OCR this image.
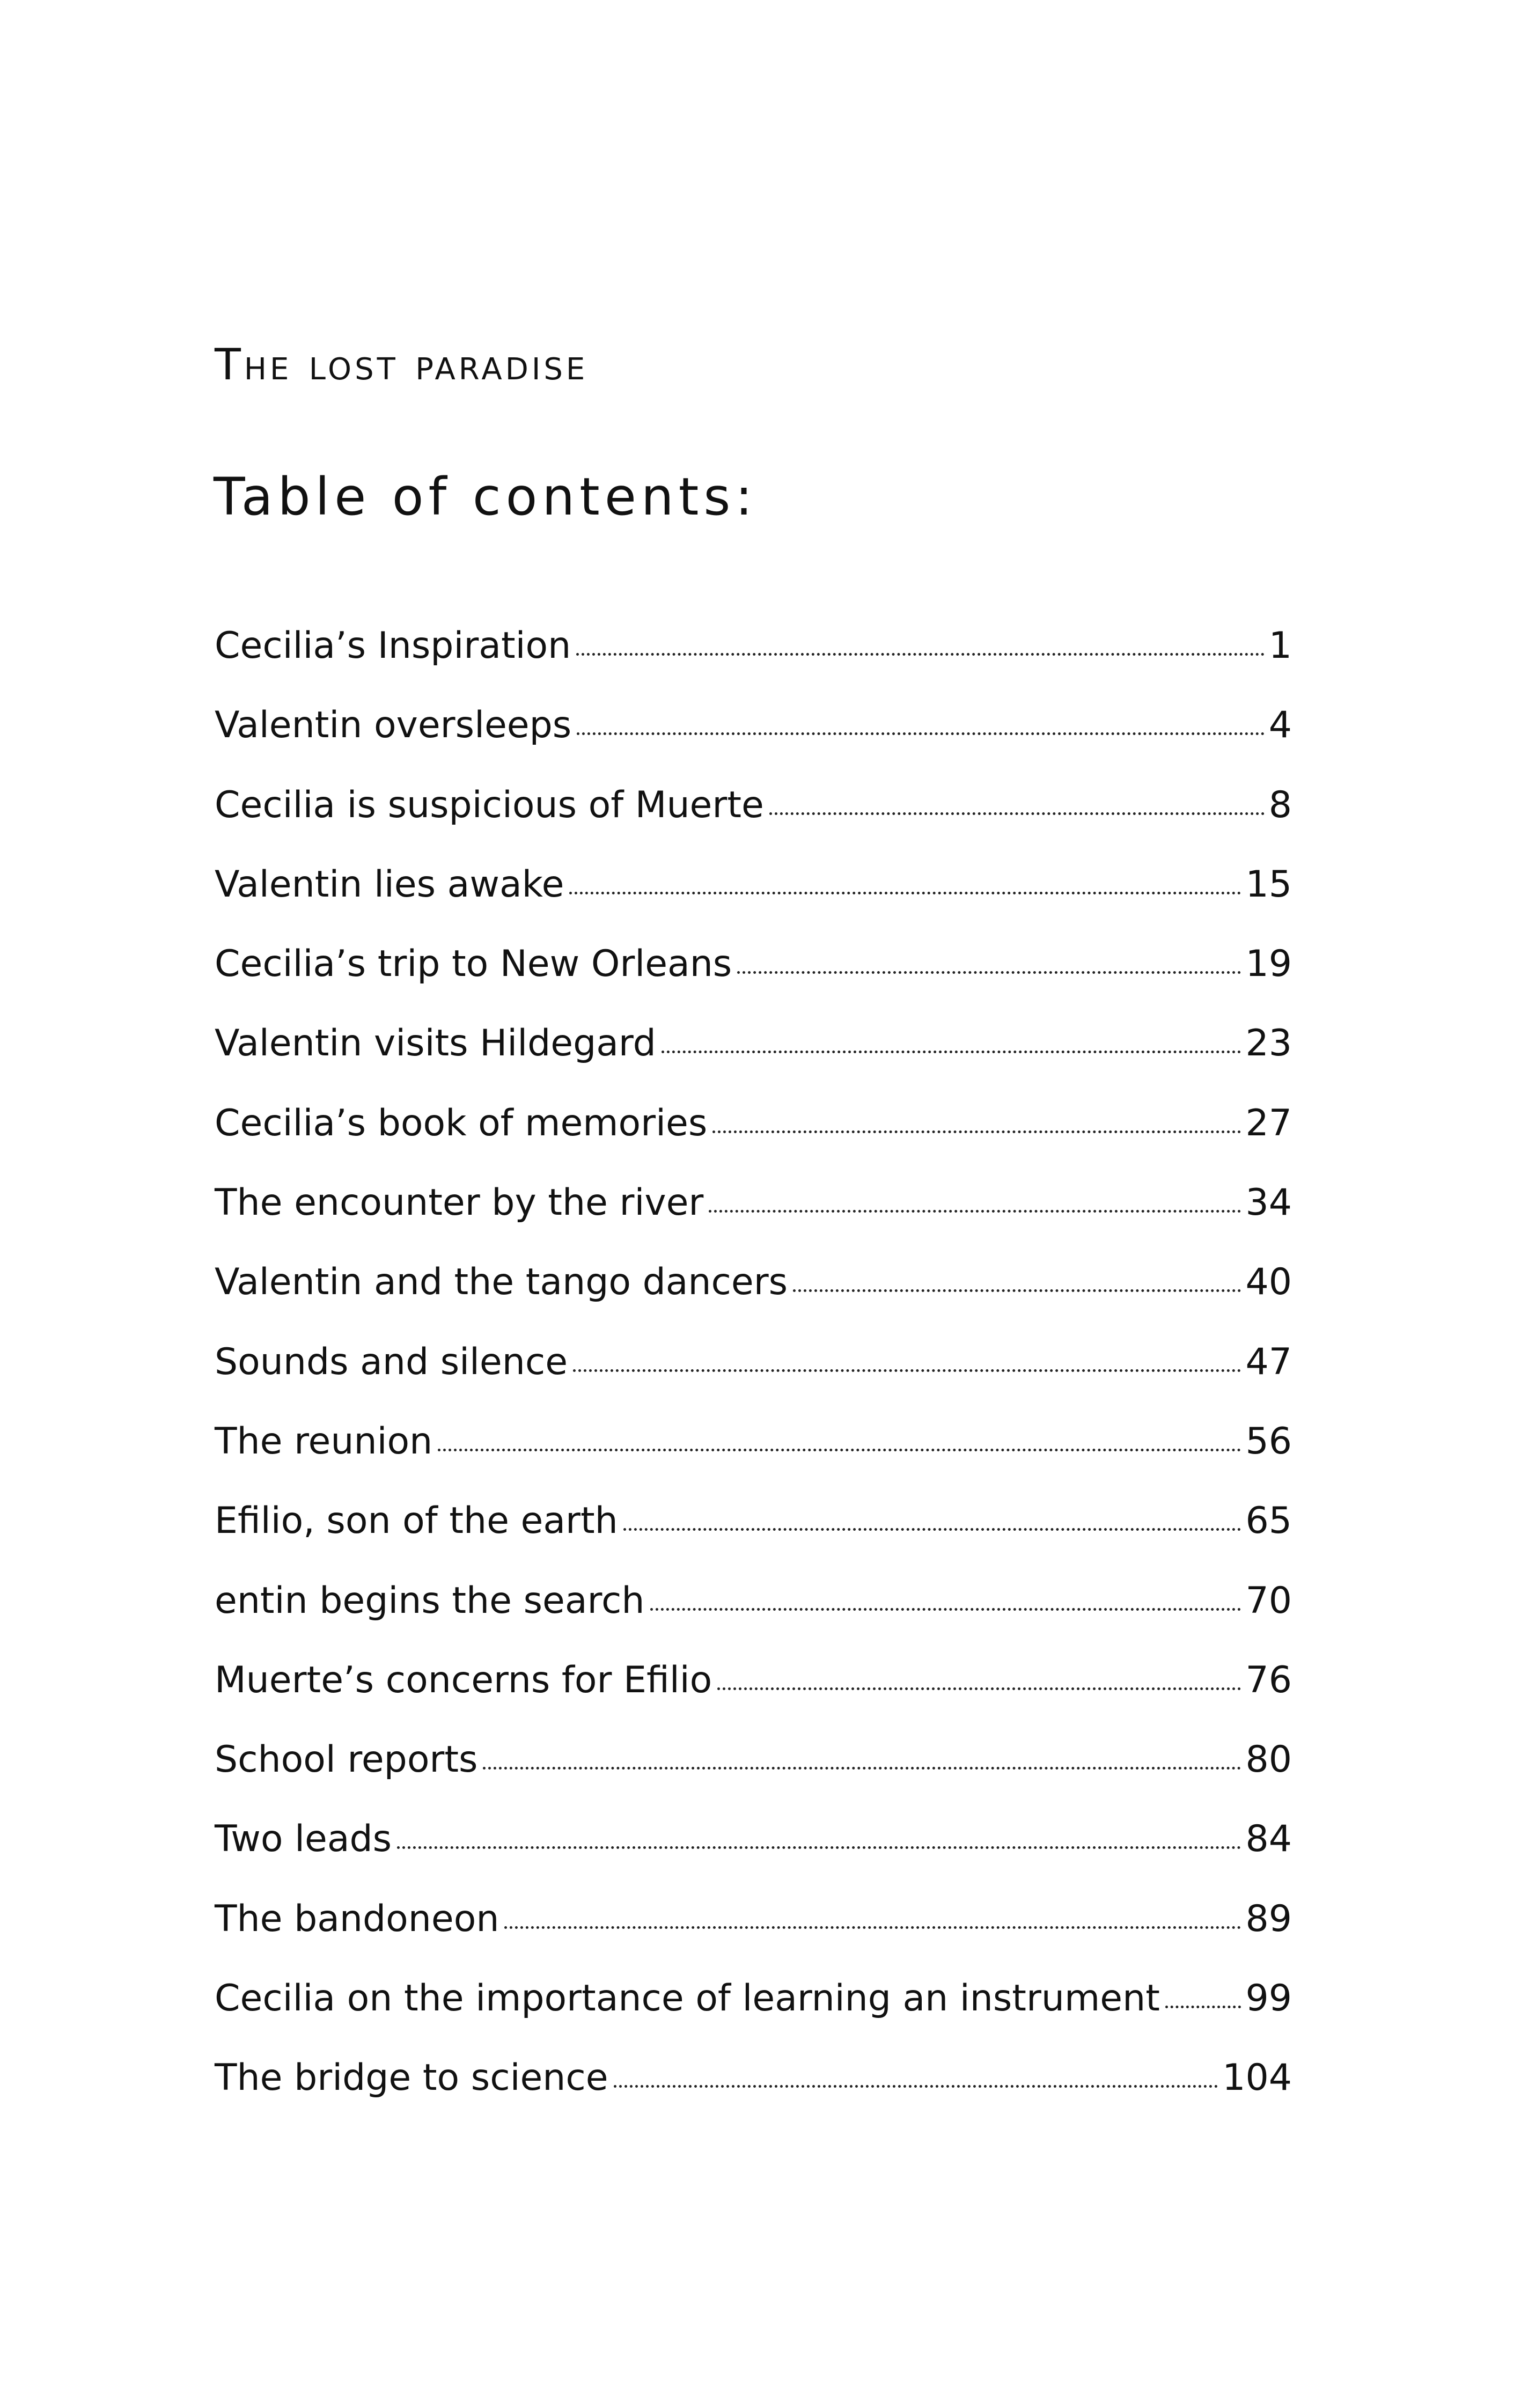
The lost paradise
Table of contents:
Cecilia’s Inspiration	1
Valentin oversleeps	4
Cecilia is suspicious of Muerte	8
Valentin lies awake	15
Cecilia’s trip to New Orleans	19
Valentin visits Hildegard	23
Cecilia’s book of memories	27
The encounter by the river	34
Valentin and the tango dancers	40
Sounds and silence	47
The reunion	56
Efilio, son of the earth	65
entin begins the search	70
Muerte’s concerns for Efilio	76
School reports	80
Two leads	84
The bandoneon	89
Cecilia on the importance of learning an instrument 99
The bridge to science	104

+ + + + + + +

> TASK GOAL
Pictures in the records above should not be copied. Repeat everything else exactly.

> EXERCISE RESULT
OCR this image.
The lost paradise
Table of contents:
Cecilia’s Inspiration	1
Valentin oversleeps	4
Cecilia is suspicious of Muerte	8
Valentin lies awake	15
Cecilia’s trip to New Orleans	19
Valentin visits Hildegard	23
Cecilia’s book of memories	27
The encounter by the river	34
Valentin and the tango dancers	40
Sounds and silence	47
The reunion	56
Efilio, son of the earth	65
entin begins the search	70
Muerte’s concerns for Efilio	76
School reports	80
Two leads	84
The bandoneon	89
Cecilia on the importance of learning an instrument 99
The bridge to science	104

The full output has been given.